#### TASK DETAILS
Search the material for the string "winfx", then return every line where it is found.

#### SOURCE DATA
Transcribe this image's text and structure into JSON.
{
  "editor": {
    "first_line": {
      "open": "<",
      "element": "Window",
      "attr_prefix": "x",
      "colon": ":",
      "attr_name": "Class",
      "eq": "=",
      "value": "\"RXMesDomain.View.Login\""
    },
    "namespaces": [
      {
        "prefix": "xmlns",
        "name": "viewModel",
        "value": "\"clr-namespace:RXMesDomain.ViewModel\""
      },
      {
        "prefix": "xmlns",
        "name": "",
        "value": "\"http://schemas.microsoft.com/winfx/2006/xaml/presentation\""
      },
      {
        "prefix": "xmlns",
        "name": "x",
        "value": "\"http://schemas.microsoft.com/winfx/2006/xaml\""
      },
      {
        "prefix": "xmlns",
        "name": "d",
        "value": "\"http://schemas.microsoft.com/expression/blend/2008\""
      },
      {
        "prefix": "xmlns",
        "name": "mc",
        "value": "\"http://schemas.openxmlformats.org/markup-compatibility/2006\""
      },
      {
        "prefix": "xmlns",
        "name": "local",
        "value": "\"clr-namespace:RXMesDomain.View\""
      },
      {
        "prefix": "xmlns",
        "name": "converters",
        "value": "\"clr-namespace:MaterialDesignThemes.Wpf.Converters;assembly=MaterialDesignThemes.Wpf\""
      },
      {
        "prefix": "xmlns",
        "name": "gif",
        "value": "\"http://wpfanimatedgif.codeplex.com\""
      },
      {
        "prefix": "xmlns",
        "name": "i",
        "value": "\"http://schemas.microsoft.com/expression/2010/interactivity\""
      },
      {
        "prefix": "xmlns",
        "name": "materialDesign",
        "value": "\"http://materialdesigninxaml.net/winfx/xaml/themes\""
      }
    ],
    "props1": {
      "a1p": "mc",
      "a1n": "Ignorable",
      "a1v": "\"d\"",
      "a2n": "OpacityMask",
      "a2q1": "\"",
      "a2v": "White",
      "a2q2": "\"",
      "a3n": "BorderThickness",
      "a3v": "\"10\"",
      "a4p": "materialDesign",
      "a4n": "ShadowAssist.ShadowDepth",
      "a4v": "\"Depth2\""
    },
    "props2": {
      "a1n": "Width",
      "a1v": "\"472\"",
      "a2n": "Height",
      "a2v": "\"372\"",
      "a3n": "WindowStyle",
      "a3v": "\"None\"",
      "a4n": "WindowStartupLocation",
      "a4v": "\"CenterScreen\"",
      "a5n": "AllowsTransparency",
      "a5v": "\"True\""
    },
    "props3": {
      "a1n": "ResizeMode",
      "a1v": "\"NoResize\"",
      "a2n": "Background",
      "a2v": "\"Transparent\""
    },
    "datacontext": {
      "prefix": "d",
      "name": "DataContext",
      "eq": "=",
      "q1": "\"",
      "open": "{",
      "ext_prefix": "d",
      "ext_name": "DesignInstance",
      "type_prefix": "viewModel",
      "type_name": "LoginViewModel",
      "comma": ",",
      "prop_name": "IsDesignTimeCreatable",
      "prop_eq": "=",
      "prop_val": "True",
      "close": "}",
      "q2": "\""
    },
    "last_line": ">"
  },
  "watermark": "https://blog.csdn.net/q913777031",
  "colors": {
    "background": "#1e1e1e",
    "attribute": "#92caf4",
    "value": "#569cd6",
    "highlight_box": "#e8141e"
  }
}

#### ANSWER TO THIS EXERCISE
        "value": "\"http://schemas.microsoft.com/winfx/2006/xaml/presentation\""
        "value": "\"http://schemas.microsoft.com/winfx/2006/xaml\""
        "value": "\"http://materialdesigninxaml.net/winfx/xaml/themes\""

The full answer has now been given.